• [TEXT EXTRACT]
:::

= Suzanne La Follette =

American journalist (1893–1983)

Suzanne Clara La Follette (June 24, 1893 – April 23, 1983) was an American journalist and author who advocated libertarian feminism in the first half of the 20th century. As an editor she helped found several magazines. She was an early and ardent feminist and a vocal anticommunist.

==Family==
She was born in Washington state into the politically prominent La Follette family. Her father was U.S. Congressman William La Follette; her brothers were politician William Leroy LaFollette Jr. and Chester La Follette, a painter. Author Mimi LaFollette Summerskill was her niece. While living in Washington, D.C., with her family, Suzanne worked in her father's Capitol Hill office as well as that of his cousin Senator Robert M. La Follette. As a young woman still in college, she observed many of the great political and intellectual debates of the time at the home shared by the two LaFollette families.

==Work==
Her full-length book, Concerning Women, published in 1926, broke ground in the 1920s, but went out of print for a second time after a 1972 reprint in the Arno Press American Women series. In 1973, an excerpt entitled "Beware the State" was included in "The Feminist Papers," an anthology edited by Alice Rossi. A short biography of La Follette, based on interviews with her grandniece Maryly Rosner, her brother Chester La Follette, and her colleagues John Chamberlain, Priscilla Buckley (sister to conservative editor William F. Buckley Jr.) and Helen Tremaine, can be found in the article "Suzanne La Follette: The Freewomen" by Sharon Presley.

La Follette was active in the League of Equal Opportunity, a feminist organization that, unlike the larger National Woman's Party, opposed not just sex-based minimum wage legislation, but all such legislation. She explained her opposition to such laws in Concerning Women. Her economic views, like those of her mentor Albert Jay Nock, were libertarian but influenced by Henry George.

She had been interested in Russia since the revolution of 1917 and had been in contact with many exiles, including former president Alexander Kerensky. In the 1930s, La Follette served on the Committee for the Defense of Leon Trotsky, also known as the "Dewey Commission" as secretary to its chairman, philosopher John Dewey. La Follette wrote the summary of the committee's findings after holding an investigative meeting in Mexico where Trotsky was in exile (and later murdered by an agent of Joseph Stalin). Many of the committee's members, like La Follette, Carlo Tresca and Dewey, were not Trotskyists, but consisted of anti-Stalinist socialists, progressives and liberals.

She worked on the journal The Freeman both as a contributor and as assistant to the editor, Albert Jay Nock, and she later founded a revival of the magazine, called The New Freeman, in 1932. (It lasted only 15 months.) In the early 1950s, she served as a managing editor of yet another revival of Nock's journal, the libertarian periodical The Freeman, with John Chamberlain and Henry Hazlitt serving as executive editors. In that role, she came into periodic conflict with Hazlitt due to her "sometimes strident way of expressing herself" on behalf of Senator Joseph McCarthy. It is this magazine which is widely considered to be an important forerunner to the conservative National Review, founded by William F. Buckley Jr., another journal for which she was also an early contributor and managing editor.

:::

• [DATA SECTION]

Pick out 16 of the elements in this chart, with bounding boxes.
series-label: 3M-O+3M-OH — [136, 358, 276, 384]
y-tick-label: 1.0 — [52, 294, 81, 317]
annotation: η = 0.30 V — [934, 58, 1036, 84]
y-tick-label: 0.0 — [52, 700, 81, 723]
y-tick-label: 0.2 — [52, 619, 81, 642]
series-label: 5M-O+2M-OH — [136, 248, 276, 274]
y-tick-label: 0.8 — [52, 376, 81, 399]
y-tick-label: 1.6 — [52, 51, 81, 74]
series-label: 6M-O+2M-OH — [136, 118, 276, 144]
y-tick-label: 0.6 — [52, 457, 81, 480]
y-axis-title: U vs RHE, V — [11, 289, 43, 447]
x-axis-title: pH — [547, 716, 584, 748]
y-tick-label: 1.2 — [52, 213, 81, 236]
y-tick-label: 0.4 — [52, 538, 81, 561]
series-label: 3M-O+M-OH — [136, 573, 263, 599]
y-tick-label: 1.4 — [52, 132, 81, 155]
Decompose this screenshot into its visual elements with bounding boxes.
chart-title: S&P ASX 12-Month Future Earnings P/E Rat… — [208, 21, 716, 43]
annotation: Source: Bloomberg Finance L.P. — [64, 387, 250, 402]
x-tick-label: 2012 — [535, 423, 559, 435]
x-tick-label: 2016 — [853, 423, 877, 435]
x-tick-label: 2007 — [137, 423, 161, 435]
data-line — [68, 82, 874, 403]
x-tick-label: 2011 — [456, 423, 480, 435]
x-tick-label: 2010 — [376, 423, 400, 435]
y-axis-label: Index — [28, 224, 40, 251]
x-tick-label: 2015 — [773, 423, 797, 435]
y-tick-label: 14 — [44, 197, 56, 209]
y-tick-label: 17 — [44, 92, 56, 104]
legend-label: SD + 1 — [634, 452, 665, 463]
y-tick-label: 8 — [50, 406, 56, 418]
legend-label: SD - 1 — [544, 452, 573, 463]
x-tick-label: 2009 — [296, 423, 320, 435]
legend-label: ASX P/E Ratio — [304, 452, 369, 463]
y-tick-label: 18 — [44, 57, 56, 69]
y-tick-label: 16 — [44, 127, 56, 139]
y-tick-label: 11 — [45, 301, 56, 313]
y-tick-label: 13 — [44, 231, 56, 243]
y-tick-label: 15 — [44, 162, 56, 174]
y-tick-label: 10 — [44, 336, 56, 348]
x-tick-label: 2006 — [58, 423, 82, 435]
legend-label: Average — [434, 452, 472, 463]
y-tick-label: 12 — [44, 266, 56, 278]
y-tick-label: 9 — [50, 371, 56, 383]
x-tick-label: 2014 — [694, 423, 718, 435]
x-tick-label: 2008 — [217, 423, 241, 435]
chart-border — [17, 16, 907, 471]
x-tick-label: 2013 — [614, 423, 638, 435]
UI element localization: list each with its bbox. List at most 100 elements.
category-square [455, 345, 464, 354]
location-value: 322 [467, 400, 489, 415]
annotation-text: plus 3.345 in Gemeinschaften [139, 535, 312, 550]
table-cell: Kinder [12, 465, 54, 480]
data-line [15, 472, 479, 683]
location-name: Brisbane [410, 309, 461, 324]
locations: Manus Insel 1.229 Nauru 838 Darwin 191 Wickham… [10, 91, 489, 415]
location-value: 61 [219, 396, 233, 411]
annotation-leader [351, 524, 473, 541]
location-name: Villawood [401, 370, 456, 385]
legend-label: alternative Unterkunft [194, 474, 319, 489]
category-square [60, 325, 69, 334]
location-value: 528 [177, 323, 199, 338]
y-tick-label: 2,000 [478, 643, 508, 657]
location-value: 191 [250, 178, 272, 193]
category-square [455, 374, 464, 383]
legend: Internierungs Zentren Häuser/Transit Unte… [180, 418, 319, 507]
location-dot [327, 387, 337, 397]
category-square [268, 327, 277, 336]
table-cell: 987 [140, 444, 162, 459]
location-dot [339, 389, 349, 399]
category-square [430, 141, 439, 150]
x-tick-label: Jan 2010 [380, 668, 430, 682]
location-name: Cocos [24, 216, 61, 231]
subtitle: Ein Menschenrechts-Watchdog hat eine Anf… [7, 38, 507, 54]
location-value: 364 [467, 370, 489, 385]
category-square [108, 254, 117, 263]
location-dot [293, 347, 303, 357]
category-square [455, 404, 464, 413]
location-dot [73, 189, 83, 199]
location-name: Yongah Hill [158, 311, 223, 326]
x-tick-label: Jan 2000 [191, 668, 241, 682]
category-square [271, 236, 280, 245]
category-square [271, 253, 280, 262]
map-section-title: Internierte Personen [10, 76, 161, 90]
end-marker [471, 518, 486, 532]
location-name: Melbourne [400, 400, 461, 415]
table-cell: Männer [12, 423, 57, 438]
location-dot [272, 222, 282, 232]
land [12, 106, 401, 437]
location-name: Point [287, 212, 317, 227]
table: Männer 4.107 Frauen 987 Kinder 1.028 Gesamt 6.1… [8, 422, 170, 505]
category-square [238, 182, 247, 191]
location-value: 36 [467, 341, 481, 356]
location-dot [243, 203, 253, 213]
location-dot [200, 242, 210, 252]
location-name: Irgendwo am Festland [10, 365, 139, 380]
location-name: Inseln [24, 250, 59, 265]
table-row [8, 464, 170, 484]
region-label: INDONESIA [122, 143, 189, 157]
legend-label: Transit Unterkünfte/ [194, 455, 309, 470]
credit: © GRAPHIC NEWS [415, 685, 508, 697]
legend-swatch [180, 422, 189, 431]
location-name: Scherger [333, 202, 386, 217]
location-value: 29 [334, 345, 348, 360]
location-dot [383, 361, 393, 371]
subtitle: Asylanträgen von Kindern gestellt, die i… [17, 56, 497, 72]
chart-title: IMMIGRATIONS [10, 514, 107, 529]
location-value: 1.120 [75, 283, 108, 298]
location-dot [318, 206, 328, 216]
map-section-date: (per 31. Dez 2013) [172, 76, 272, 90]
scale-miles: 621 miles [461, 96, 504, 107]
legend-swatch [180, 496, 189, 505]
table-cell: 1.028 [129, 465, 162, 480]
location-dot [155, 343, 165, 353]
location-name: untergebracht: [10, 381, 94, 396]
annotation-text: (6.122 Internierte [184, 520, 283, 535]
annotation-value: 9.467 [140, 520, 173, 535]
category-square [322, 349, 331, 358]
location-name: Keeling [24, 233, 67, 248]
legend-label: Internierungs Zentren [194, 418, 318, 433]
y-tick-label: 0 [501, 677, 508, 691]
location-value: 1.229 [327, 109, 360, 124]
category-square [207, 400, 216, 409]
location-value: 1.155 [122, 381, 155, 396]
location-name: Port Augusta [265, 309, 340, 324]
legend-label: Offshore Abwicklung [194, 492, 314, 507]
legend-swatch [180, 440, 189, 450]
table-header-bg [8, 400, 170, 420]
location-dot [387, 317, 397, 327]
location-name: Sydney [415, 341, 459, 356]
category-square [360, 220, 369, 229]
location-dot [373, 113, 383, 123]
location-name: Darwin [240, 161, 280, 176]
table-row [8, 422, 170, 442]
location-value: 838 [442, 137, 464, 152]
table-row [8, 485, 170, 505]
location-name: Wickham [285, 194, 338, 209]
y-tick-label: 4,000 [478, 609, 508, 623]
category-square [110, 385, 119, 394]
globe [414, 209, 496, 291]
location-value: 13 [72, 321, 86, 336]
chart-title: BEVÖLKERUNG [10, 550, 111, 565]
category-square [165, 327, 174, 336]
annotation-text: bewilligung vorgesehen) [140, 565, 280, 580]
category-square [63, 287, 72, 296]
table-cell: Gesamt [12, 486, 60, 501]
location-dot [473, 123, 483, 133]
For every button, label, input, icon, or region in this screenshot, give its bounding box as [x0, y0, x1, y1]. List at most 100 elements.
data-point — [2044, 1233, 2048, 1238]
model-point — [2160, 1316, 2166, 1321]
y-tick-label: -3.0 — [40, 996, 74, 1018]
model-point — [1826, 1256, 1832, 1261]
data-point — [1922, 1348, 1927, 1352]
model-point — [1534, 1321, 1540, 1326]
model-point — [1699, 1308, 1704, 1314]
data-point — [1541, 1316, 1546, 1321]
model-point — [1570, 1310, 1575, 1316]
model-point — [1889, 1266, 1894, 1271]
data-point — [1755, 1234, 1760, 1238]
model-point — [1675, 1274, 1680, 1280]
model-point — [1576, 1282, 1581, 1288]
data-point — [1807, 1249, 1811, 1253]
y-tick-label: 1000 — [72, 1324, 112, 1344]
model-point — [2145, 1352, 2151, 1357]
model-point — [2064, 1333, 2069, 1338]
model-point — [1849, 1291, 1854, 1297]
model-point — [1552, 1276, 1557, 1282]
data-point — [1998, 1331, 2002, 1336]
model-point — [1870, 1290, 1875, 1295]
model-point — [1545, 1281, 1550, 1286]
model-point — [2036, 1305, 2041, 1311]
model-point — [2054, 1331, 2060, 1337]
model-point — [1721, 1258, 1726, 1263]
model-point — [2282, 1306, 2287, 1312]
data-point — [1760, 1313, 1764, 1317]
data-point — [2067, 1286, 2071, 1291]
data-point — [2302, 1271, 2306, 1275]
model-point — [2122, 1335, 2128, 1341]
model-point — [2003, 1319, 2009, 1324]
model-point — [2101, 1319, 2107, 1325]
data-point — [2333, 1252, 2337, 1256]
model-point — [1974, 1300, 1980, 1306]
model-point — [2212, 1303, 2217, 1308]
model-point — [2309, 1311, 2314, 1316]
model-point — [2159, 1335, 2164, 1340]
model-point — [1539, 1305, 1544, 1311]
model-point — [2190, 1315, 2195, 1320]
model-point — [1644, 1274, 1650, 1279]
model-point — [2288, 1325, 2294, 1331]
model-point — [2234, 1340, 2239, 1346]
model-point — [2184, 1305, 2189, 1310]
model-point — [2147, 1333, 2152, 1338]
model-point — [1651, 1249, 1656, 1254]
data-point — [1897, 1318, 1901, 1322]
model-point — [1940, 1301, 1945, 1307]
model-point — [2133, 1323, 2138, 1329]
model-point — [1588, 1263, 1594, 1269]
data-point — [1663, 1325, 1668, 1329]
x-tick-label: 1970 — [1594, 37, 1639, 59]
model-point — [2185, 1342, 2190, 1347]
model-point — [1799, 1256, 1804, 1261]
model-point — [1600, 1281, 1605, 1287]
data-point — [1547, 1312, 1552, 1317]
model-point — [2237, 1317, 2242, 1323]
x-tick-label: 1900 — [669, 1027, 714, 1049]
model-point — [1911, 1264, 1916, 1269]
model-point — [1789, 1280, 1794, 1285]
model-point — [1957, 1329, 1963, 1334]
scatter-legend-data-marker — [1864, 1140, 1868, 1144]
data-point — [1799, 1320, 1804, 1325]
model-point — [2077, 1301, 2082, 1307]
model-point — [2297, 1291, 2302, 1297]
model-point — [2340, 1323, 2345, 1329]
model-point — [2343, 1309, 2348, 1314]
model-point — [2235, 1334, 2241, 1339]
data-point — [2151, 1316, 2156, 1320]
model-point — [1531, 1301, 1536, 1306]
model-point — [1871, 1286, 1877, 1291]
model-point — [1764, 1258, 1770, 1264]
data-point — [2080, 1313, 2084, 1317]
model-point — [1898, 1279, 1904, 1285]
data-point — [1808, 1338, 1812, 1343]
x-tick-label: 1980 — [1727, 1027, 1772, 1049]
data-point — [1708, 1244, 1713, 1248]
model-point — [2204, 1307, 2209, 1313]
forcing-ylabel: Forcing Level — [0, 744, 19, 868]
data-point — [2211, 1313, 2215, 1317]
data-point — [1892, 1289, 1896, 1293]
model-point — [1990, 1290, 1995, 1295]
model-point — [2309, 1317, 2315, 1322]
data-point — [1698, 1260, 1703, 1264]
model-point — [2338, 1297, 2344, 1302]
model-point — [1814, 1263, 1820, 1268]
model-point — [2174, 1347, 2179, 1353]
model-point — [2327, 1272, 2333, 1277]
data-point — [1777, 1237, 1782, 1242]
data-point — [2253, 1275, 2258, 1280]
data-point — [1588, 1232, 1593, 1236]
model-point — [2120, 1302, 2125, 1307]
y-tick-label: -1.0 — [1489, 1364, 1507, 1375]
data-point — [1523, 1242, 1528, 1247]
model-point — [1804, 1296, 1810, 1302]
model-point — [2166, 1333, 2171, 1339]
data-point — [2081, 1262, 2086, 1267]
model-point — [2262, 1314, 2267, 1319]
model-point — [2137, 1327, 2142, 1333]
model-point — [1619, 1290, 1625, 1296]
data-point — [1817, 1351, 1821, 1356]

:::

• [DIRECTIONS]
1 – Copy the passage of the La Follette biography between "Suzanne Clara La" and "a vocal anticommunist.", inclusive.
2 – For each statement, say yes or no according to the La Follette biography, and quote the words that decide it.
(a) Concerning Women was published in 1926.
(b) La Follette was born in Washington, D.C.
(c) The New Freeman lasted more than two years.

• [SOLUTIONS]
1 –
Suzanne Clara La Follette (June 24, 1893 – April 23, 1983) was an American journalist and author who advocated libertarian feminism in the first half of the 20th century. As an editor she helped found several magazines. She was an early and ardent feminist and a vocal anticommunist.

2 –
(a) Yes: "Her full-length book, Concerning Women, published in 1926"
(b) No: "She was born in Washington state"
(c) No: "(It lasted only 15 months.)"